Records shown
• • • • • • •
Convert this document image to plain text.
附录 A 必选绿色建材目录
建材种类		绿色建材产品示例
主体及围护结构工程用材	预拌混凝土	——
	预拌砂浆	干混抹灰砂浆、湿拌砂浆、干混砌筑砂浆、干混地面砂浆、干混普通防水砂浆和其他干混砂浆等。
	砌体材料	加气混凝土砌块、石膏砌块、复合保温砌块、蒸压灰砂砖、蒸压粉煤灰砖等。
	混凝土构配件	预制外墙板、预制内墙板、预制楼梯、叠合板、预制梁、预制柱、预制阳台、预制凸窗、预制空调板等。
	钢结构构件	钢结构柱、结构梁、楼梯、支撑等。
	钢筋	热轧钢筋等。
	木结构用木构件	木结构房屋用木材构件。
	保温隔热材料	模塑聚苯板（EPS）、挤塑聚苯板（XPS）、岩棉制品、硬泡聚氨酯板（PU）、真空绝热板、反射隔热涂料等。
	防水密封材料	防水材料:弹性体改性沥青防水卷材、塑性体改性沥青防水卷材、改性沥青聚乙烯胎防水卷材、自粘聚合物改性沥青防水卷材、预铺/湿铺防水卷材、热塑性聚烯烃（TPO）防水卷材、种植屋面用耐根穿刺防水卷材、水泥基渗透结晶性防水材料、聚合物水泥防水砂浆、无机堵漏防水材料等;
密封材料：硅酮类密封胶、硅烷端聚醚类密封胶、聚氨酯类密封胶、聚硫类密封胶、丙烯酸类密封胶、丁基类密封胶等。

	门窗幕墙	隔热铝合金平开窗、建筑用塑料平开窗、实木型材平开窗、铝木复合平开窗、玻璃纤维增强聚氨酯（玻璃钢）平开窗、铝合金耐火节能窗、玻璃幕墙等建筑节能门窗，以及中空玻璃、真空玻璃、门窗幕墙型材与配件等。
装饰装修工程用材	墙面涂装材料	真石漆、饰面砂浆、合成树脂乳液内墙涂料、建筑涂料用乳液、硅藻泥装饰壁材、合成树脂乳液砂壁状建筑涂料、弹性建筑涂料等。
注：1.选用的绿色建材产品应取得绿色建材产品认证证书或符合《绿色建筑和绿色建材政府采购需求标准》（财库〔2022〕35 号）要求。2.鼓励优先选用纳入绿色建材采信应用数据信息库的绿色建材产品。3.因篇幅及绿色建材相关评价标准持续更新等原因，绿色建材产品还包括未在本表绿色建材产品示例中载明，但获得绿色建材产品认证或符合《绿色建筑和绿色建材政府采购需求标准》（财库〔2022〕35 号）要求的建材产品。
• • • • • • •
What the task asks
Print out every entry, keeping each one exact.

Written response
Convert this document image to plain text.
附录 A 必选绿色建材目录
建材种类		绿色建材产品示例
主体及围护结构工程用材	预拌混凝土	——
	预拌砂浆	干混抹灰砂浆、湿拌砂浆、干混砌筑砂浆、干混地面砂浆、干混普通防水砂浆和其他干混砂浆等。
	砌体材料	加气混凝土砌块、石膏砌块、复合保温砌块、蒸压灰砂砖、蒸压粉煤灰砖等。
	混凝土构配件	预制外墙板、预制内墙板、预制楼梯、叠合板、预制梁、预制柱、预制阳台、预制凸窗、预制空调板等。
	钢结构构件	钢结构柱、结构梁、楼梯、支撑等。
	钢筋	热轧钢筋等。
	木结构用木构件	木结构房屋用木材构件。
	保温隔热材料	模塑聚苯板（EPS）、挤塑聚苯板（XPS）、岩棉制品、硬泡聚氨酯板（PU）、真空绝热板、反射隔热涂料等。
	防水密封材料	防水材料:弹性体改性沥青防水卷材、塑性体改性沥青防水卷材、改性沥青聚乙烯胎防水卷材、自粘聚合物改性沥青防水卷材、预铺/湿铺防水卷材、热塑性聚烯烃（TPO）防水卷材、种植屋面用耐根穿刺防水卷材、水泥基渗透结晶性防水材料、聚合物水泥防水砂浆、无机堵漏防水材料等;
密封材料：硅酮类密封胶、硅烷端聚醚类密封胶、聚氨酯类密封胶、聚硫类密封胶、丙烯酸类密封胶、丁基类密封胶等。

	门窗幕墙	隔热铝合金平开窗、建筑用塑料平开窗、实木型材平开窗、铝木复合平开窗、玻璃纤维增强聚氨酯（玻璃钢）平开窗、铝合金耐火节能窗、玻璃幕墙等建筑节能门窗，以及中空玻璃、真空玻璃、门窗幕墙型材与配件等。
装饰装修工程用材	墙面涂装材料	真石漆、饰面砂浆、合成树脂乳液内墙涂料、建筑涂料用乳液、硅藻泥装饰壁材、合成树脂乳液砂壁状建筑涂料、弹性建筑涂料等。
注：1.选用的绿色建材产品应取得绿色建材产品认证证书或符合《绿色建筑和绿色建材政府采购需求标准》（财库〔2022〕35 号）要求。2.鼓励优先选用纳入绿色建材采信应用数据信息库的绿色建材产品。3.因篇幅及绿色建材相关评价标准持续更新等原因，绿色建材产品还包括未在本表绿色建材产品示例中载明，但获得绿色建材产品认证或符合《绿色建筑和绿色建材政府采购需求标准》（财库〔2022〕35 号）要求的建材产品。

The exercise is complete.